__WHAT THE TASK ASKS__
Return the material word for word. Do not include the pictures.

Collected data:
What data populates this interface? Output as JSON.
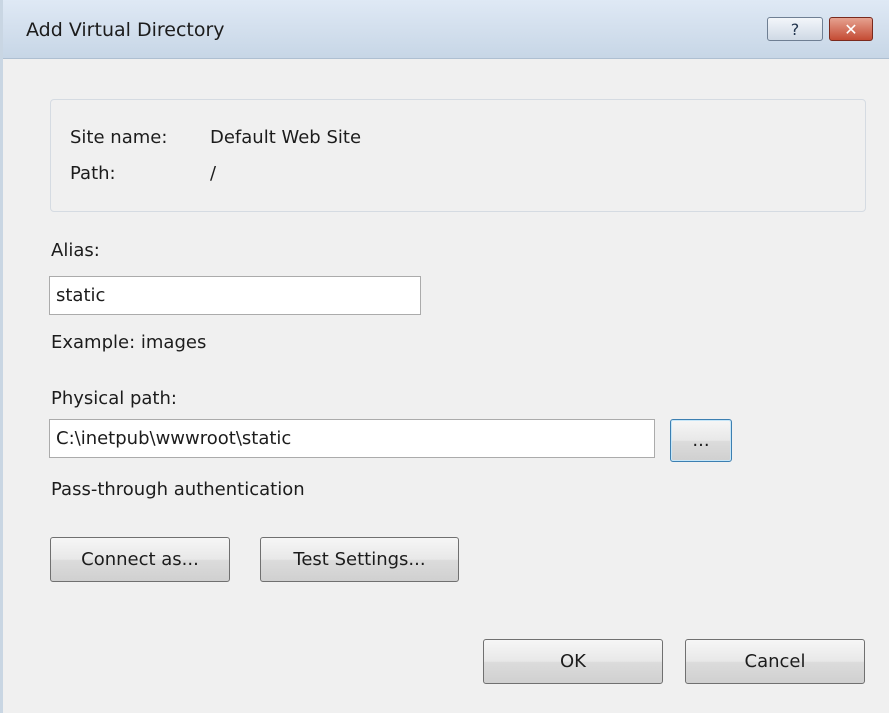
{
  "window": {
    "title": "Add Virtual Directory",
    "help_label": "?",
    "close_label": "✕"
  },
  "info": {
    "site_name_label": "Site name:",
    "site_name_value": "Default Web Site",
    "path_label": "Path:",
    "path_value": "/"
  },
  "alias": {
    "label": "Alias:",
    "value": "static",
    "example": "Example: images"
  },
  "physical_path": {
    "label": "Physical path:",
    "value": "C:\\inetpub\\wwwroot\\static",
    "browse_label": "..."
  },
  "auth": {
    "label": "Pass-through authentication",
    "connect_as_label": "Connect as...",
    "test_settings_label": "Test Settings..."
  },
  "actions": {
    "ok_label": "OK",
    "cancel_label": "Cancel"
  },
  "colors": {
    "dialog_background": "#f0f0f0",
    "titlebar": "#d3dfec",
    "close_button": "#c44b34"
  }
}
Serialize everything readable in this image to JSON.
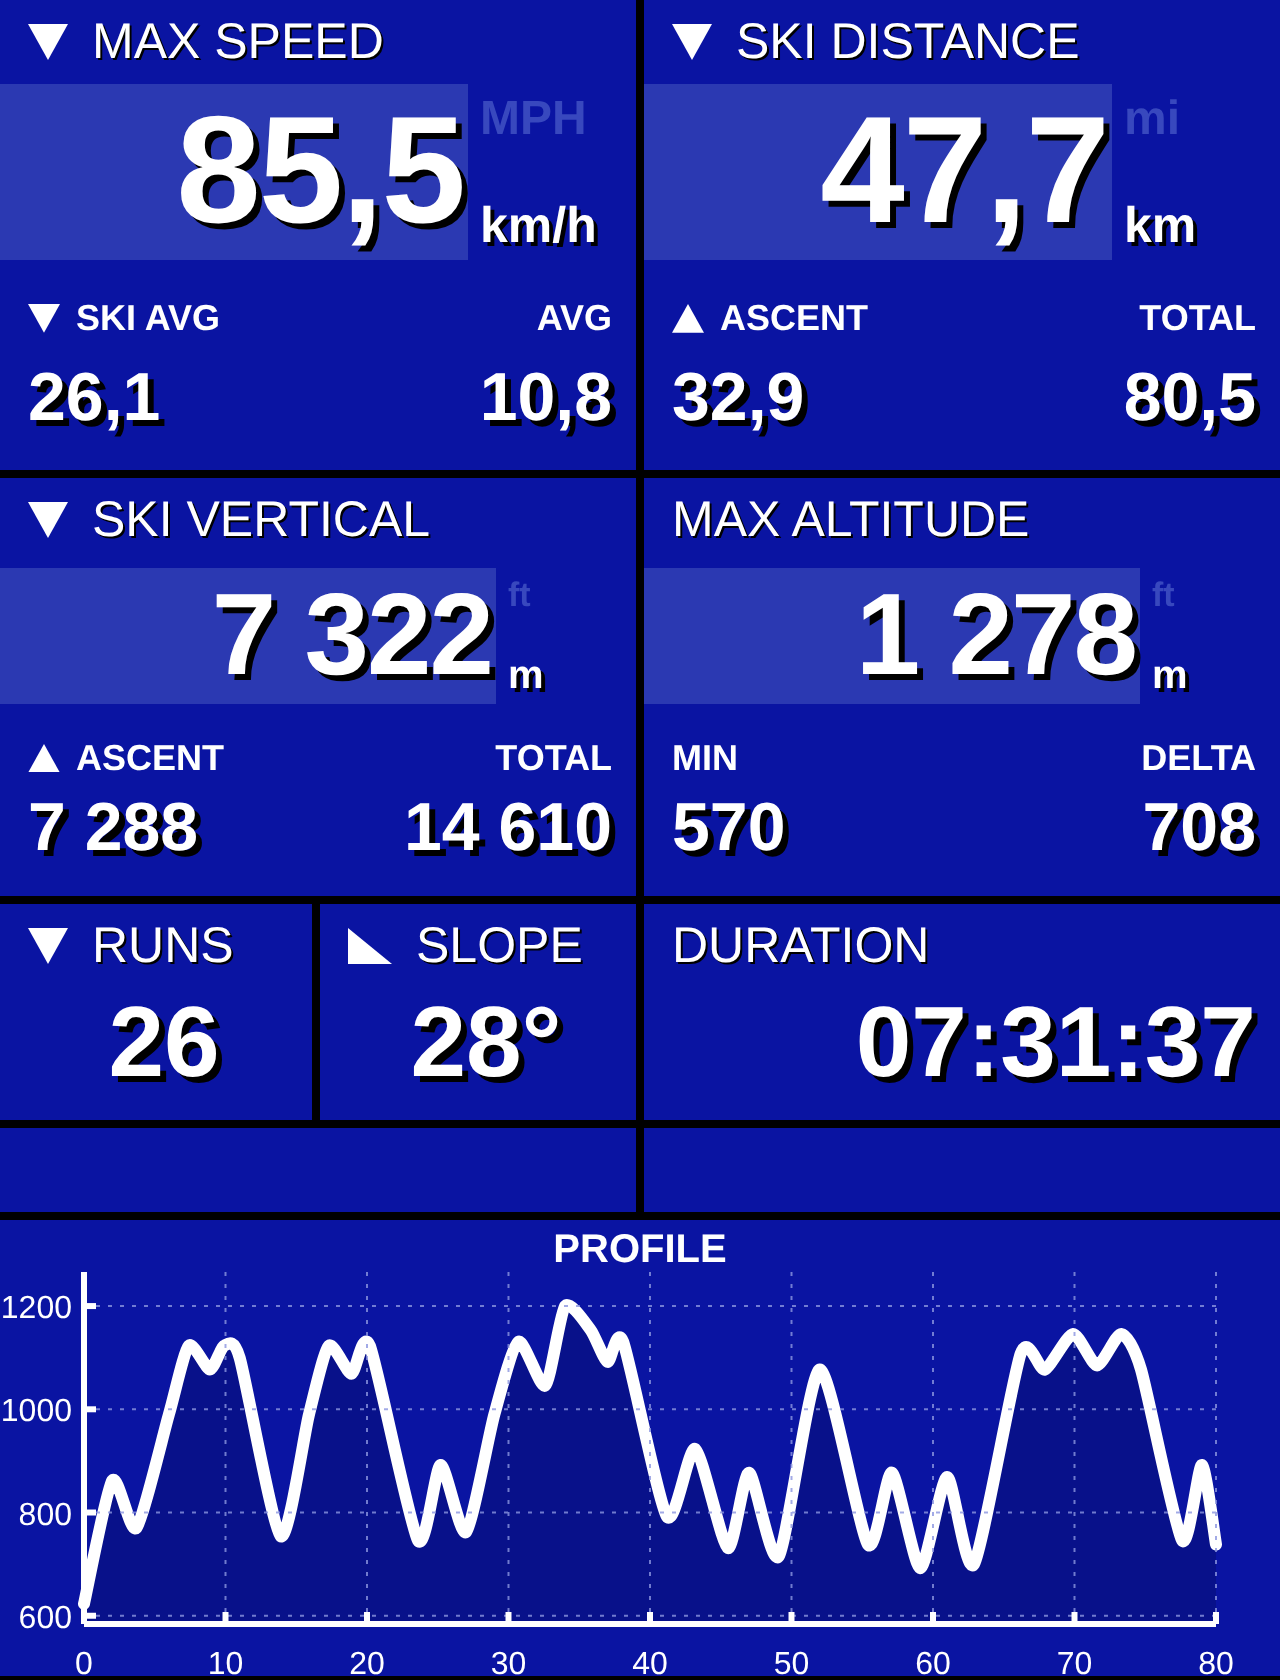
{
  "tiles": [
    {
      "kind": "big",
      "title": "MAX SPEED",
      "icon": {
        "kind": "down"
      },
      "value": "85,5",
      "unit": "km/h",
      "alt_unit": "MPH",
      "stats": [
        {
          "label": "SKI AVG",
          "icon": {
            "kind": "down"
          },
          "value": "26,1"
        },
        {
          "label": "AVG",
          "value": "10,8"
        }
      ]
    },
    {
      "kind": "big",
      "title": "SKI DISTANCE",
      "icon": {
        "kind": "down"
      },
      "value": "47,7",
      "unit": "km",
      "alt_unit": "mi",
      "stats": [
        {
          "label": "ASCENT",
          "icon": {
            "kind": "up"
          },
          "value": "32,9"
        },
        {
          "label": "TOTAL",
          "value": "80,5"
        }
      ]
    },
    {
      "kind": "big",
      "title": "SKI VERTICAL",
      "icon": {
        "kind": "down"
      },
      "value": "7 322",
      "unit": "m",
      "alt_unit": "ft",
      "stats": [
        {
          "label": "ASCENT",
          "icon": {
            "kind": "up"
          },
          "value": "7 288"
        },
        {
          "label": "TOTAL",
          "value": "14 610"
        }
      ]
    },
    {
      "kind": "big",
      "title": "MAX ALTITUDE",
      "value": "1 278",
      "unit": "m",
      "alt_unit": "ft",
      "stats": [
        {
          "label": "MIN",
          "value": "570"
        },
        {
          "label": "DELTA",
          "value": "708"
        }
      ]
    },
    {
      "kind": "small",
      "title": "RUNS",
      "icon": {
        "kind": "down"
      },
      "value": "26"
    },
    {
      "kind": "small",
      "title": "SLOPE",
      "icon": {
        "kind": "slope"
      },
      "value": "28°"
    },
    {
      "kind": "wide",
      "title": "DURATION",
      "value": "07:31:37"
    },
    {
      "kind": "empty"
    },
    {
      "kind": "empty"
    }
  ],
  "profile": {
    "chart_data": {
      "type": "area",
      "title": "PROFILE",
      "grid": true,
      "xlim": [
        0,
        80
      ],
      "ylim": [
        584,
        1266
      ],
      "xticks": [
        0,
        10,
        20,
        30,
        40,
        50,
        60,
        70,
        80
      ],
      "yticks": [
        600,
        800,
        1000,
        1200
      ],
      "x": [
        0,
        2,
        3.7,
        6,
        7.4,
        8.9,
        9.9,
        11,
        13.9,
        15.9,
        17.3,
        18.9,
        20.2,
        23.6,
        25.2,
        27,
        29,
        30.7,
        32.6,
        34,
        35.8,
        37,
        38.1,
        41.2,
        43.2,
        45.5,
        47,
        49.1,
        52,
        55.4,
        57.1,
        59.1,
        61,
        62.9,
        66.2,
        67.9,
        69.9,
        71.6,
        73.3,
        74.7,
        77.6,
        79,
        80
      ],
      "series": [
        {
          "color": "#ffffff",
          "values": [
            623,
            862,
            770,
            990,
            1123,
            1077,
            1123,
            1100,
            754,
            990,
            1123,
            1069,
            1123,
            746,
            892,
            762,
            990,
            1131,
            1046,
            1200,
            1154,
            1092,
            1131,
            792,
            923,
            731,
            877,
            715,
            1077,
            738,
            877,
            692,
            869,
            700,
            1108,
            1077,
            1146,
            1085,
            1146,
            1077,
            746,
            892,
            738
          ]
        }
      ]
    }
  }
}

__RESULT OF THE EXERCISE__
What data populates this interface? Output as JSON.
{
  "window": {
    "title": "Add Virtual Directory",
    "help_label": "?",
    "close_label": "✕"
  },
  "info": {
    "site_name_label": "Site name:",
    "site_name_value": "Default Web Site",
    "path_label": "Path:",
    "path_value": "/"
  },
  "alias": {
    "label": "Alias:",
    "value": "static",
    "example": "Example: images"
  },
  "physical_path": {
    "label": "Physical path:",
    "value": "C:\\inetpub\\wwwroot\\static",
    "browse_label": "..."
  },
  "auth": {
    "label": "Pass-through authentication",
    "connect_as_label": "Connect as...",
    "test_settings_label": "Test Settings..."
  },
  "actions": {
    "ok_label": "OK",
    "cancel_label": "Cancel"
  },
  "colors": {
    "dialog_background": "#f0f0f0",
    "titlebar": "#d3dfec",
    "close_button": "#c44b34"
  }
}
Serialize everything readable in this image to JSON.
{
  "tiles": [
    {
      "kind": "big",
      "title": "MAX SPEED",
      "icon": {
        "kind": "down"
      },
      "value": "85,5",
      "unit": "km/h",
      "alt_unit": "MPH",
      "stats": [
        {
          "label": "SKI AVG",
          "icon": {
            "kind": "down"
          },
          "value": "26,1"
        },
        {
          "label": "AVG",
          "value": "10,8"
        }
      ]
    },
    {
      "kind": "big",
      "title": "SKI DISTANCE",
      "icon": {
        "kind": "down"
      },
      "value": "47,7",
      "unit": "km",
      "alt_unit": "mi",
      "stats": [
        {
          "label": "ASCENT",
          "icon": {
            "kind": "up"
          },
          "value": "32,9"
        },
        {
          "label": "TOTAL",
          "value": "80,5"
        }
      ]
    },
    {
      "kind": "big",
      "title": "SKI VERTICAL",
      "icon": {
        "kind": "down"
      },
      "value": "7 322",
      "unit": "m",
      "alt_unit": "ft",
      "stats": [
        {
          "label": "ASCENT",
          "icon": {
            "kind": "up"
          },
          "value": "7 288"
        },
        {
          "label": "TOTAL",
          "value": "14 610"
        }
      ]
    },
    {
      "kind": "big",
      "title": "MAX ALTITUDE",
      "value": "1 278",
      "unit": "m",
      "alt_unit": "ft",
      "stats": [
        {
          "label": "MIN",
          "value": "570"
        },
        {
          "label": "DELTA",
          "value": "708"
        }
      ]
    },
    {
      "kind": "small",
      "title": "RUNS",
      "icon": {
        "kind": "down"
      },
      "value": "26"
    },
    {
      "kind": "small",
      "title": "SLOPE",
      "icon": {
        "kind": "slope"
      },
      "value": "28°"
    },
    {
      "kind": "wide",
      "title": "DURATION",
      "value": "07:31:37"
    },
    {
      "kind": "empty"
    },
    {
      "kind": "empty"
    }
  ],
  "profile": {
    "chart_data": {
      "type": "area",
      "title": "PROFILE",
      "grid": true,
      "xlim": [
        0,
        80
      ],
      "ylim": [
        584,
        1266
      ],
      "xticks": [
        0,
        10,
        20,
        30,
        40,
        50,
        60,
        70,
        80
      ],
      "yticks": [
        600,
        800,
        1000,
        1200
      ],
      "x": [
        0,
        2,
        3.7,
        6,
        7.4,
        8.9,
        9.9,
        11,
        13.9,
        15.9,
        17.3,
        18.9,
        20.2,
        23.6,
        25.2,
        27,
        29,
        30.7,
        32.6,
        34,
        35.8,
        37,
        38.1,
        41.2,
        43.2,
        45.5,
        47,
        49.1,
        52,
        55.4,
        57.1,
        59.1,
        61,
        62.9,
        66.2,
        67.9,
        69.9,
        71.6,
        73.3,
        74.7,
        77.6,
        79,
        80
      ],
      "series": [
        {
          "color": "#ffffff",
          "values": [
            623,
            862,
            770,
            990,
            1123,
            1077,
            1123,
            1100,
            754,
            990,
            1123,
            1069,
            1123,
            746,
            892,
            762,
            990,
            1131,
            1046,
            1200,
            1154,
            1092,
            1131,
            792,
            923,
            731,
            877,
            715,
            1077,
            738,
            877,
            692,
            869,
            700,
            1108,
            1077,
            1146,
            1085,
            1146,
            1077,
            746,
            892,
            738
          ]
        }
      ]
    }
  }
}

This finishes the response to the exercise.